§ Stored data entries:
────────────────────────────────────────

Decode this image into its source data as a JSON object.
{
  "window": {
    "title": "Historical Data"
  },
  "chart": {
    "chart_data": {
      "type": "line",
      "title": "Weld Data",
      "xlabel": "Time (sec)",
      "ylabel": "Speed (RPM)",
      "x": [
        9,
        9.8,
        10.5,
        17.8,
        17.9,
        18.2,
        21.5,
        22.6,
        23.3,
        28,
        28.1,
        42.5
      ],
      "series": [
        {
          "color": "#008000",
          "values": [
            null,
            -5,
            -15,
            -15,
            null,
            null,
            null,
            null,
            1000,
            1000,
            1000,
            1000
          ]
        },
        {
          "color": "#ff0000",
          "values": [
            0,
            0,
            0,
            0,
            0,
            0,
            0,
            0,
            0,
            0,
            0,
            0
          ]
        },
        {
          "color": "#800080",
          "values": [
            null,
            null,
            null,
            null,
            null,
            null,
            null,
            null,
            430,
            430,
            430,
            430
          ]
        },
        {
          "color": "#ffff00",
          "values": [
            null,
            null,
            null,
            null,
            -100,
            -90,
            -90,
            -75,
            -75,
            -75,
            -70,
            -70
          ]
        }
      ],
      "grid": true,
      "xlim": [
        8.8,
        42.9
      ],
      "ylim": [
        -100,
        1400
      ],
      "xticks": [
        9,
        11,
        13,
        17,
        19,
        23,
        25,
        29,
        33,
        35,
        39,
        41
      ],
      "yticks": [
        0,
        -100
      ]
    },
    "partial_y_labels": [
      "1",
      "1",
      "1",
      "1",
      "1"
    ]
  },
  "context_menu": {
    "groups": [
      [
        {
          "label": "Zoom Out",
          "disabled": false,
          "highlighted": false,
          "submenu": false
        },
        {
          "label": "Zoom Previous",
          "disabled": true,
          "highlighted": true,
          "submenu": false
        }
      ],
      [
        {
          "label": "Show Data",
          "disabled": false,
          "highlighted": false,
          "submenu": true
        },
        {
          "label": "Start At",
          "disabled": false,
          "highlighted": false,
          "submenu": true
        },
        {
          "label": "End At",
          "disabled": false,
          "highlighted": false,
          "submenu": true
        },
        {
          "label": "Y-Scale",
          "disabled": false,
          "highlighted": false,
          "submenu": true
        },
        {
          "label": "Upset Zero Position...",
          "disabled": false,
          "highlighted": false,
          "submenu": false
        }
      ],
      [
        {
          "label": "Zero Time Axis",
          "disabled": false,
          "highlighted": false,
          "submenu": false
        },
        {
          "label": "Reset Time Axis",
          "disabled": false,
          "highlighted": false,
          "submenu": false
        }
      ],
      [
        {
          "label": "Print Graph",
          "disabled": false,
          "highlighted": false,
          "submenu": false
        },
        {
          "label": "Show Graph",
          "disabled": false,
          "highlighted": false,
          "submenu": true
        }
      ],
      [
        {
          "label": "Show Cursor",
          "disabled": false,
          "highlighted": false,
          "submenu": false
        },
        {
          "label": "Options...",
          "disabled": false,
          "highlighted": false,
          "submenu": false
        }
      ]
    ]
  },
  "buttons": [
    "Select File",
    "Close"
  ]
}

────────────────────────────────────────

§ WRITTEN TASK:
Your task is to print all of the records exactly.

§ THE ANSWER:
Decode this image into its source data as a JSON object.
{
  "window": {
    "title": "Historical Data"
  },
  "chart": {
    "chart_data": {
      "type": "line",
      "title": "Weld Data",
      "xlabel": "Time (sec)",
      "ylabel": "Speed (RPM)",
      "x": [
        9,
        9.8,
        10.5,
        17.8,
        17.9,
        18.2,
        21.5,
        22.6,
        23.3,
        28,
        28.1,
        42.5
      ],
      "series": [
        {
          "color": "#008000",
          "values": [
            null,
            -5,
            -15,
            -15,
            null,
            null,
            null,
            null,
            1000,
            1000,
            1000,
            1000
          ]
        },
        {
          "color": "#ff0000",
          "values": [
            0,
            0,
            0,
            0,
            0,
            0,
            0,
            0,
            0,
            0,
            0,
            0
          ]
        },
        {
          "color": "#800080",
          "values": [
            null,
            null,
            null,
            null,
            null,
            null,
            null,
            null,
            430,
            430,
            430,
            430
          ]
        },
        {
          "color": "#ffff00",
          "values": [
            null,
            null,
            null,
            null,
            -100,
            -90,
            -90,
            -75,
            -75,
            -75,
            -70,
            -70
          ]
        }
      ],
      "grid": true,
      "xlim": [
        8.8,
        42.9
      ],
      "ylim": [
        -100,
        1400
      ],
      "xticks": [
        9,
        11,
        13,
        17,
        19,
        23,
        25,
        29,
        33,
        35,
        39,
        41
      ],
      "yticks": [
        0,
        -100
      ]
    },
    "partial_y_labels": [
      "1",
      "1",
      "1",
      "1",
      "1"
    ]
  },
  "context_menu": {
    "groups": [
      [
        {
          "label": "Zoom Out",
          "disabled": false,
          "highlighted": false,
          "submenu": false
        },
        {
          "label": "Zoom Previous",
          "disabled": true,
          "highlighted": true,
          "submenu": false
        }
      ],
      [
        {
          "label": "Show Data",
          "disabled": false,
          "highlighted": false,
          "submenu": true
        },
        {
          "label": "Start At",
          "disabled": false,
          "highlighted": false,
          "submenu": true
        },
        {
          "label": "End At",
          "disabled": false,
          "highlighted": false,
          "submenu": true
        },
        {
          "label": "Y-Scale",
          "disabled": false,
          "highlighted": false,
          "submenu": true
        },
        {
          "label": "Upset Zero Position...",
          "disabled": false,
          "highlighted": false,
          "submenu": false
        }
      ],
      [
        {
          "label": "Zero Time Axis",
          "disabled": false,
          "highlighted": false,
          "submenu": false
        },
        {
          "label": "Reset Time Axis",
          "disabled": false,
          "highlighted": false,
          "submenu": false
        }
      ],
      [
        {
          "label": "Print Graph",
          "disabled": false,
          "highlighted": false,
          "submenu": false
        },
        {
          "label": "Show Graph",
          "disabled": false,
          "highlighted": false,
          "submenu": true
        }
      ],
      [
        {
          "label": "Show Cursor",
          "disabled": false,
          "highlighted": false,
          "submenu": false
        },
        {
          "label": "Options...",
          "disabled": false,
          "highlighted": false,
          "submenu": false
        }
      ]
    ]
  },
  "buttons": [
    "Select File",
    "Close"
  ]
}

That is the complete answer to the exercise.